● Given instruction
Copy out, word for word, the stretch of entries from the very beginning through the line that contains "Localize each UI".

Stored dataset entries
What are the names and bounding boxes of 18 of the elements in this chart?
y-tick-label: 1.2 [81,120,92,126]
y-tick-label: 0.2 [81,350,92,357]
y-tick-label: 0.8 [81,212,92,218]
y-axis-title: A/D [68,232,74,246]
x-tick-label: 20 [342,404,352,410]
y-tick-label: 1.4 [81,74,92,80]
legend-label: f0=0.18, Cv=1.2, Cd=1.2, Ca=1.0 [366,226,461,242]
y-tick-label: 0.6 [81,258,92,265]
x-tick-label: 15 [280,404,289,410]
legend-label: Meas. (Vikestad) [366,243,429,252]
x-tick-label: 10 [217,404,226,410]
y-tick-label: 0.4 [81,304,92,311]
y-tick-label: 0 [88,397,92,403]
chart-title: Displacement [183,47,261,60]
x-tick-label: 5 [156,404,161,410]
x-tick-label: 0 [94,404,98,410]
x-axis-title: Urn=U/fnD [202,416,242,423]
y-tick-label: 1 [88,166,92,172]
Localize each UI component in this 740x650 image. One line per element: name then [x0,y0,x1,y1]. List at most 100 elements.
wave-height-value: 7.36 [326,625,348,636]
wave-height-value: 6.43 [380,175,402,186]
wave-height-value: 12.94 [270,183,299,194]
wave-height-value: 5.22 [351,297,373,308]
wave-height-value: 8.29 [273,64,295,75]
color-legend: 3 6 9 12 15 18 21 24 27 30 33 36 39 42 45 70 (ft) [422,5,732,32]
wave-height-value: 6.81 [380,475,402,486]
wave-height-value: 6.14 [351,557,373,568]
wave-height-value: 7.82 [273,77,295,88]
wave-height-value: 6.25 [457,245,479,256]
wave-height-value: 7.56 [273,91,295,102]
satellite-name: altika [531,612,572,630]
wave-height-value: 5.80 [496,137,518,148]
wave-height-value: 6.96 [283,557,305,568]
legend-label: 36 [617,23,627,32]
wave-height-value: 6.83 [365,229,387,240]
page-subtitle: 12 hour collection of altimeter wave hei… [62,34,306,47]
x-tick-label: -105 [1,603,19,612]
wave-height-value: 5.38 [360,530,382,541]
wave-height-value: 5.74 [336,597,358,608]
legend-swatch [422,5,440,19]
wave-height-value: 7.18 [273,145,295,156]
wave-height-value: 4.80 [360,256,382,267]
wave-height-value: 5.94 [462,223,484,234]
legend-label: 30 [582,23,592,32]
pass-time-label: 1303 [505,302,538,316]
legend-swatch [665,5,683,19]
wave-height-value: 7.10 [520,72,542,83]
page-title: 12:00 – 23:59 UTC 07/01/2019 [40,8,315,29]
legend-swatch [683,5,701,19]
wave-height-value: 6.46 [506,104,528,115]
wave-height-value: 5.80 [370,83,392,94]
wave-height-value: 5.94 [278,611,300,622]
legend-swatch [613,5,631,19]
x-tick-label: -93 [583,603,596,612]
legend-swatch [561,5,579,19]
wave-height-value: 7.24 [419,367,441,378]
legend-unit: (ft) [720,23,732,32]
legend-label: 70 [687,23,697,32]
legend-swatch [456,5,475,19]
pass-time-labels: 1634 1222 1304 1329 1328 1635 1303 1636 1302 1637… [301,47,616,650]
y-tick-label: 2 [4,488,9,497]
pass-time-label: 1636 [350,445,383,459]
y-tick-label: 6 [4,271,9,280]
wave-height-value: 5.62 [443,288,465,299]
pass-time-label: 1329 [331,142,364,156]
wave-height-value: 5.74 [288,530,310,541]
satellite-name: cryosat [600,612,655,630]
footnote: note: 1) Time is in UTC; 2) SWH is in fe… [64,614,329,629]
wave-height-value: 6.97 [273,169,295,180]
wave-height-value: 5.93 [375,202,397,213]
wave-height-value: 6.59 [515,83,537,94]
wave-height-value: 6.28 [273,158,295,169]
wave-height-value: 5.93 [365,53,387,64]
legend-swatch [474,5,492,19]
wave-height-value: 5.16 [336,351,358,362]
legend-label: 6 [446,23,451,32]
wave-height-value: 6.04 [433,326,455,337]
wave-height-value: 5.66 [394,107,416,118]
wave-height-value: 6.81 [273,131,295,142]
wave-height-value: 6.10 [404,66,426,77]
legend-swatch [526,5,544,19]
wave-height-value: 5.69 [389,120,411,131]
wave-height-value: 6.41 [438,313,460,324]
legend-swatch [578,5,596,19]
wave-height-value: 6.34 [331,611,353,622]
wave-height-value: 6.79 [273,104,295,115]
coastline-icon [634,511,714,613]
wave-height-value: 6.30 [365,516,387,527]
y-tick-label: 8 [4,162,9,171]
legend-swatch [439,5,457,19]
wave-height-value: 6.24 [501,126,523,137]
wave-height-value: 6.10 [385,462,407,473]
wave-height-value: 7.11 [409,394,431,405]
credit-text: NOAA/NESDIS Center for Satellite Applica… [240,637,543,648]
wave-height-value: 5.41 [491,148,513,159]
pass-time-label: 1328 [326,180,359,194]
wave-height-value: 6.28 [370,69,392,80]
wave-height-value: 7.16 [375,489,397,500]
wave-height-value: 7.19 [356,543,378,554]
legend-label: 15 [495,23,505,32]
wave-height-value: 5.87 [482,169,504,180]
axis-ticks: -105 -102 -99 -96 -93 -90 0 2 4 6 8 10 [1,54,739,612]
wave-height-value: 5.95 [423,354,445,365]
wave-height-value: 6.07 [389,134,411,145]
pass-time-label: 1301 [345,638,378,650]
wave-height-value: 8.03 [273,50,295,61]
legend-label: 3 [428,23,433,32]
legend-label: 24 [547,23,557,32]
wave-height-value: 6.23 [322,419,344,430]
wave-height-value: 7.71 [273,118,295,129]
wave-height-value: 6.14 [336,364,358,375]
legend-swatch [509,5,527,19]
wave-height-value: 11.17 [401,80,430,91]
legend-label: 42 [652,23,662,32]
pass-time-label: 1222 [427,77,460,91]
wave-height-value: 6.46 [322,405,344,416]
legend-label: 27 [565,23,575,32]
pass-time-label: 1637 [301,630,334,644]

● Worked solution
What are the names and bounding boxes of 18 of the elements in this chart?
y-tick-label: 1.2 [81,120,92,126]
y-tick-label: 0.2 [81,350,92,357]
y-tick-label: 0.8 [81,212,92,218]
y-axis-title: A/D [68,232,74,246]
x-tick-label: 20 [342,404,352,410]
y-tick-label: 1.4 [81,74,92,80]
legend-label: f0=0.18, Cv=1.2, Cd=1.2, Ca=1.0 [366,226,461,242]
y-tick-label: 0.6 [81,258,92,265]
x-tick-label: 15 [280,404,289,410]
legend-label: Meas. (Vikestad) [366,243,429,252]
x-tick-label: 10 [217,404,226,410]
y-tick-label: 0.4 [81,304,92,311]
y-tick-label: 0 [88,397,92,403]
chart-title: Displacement [183,47,261,60]
x-tick-label: 5 [156,404,161,410]
x-tick-label: 0 [94,404,98,410]
x-axis-title: Urn=U/fnD [202,416,242,423]
y-tick-label: 1 [88,166,92,172]
Localize each UI component in this 740x650 image. One line per element: name then [x0,y0,x1,y1]. List at most 100 elements.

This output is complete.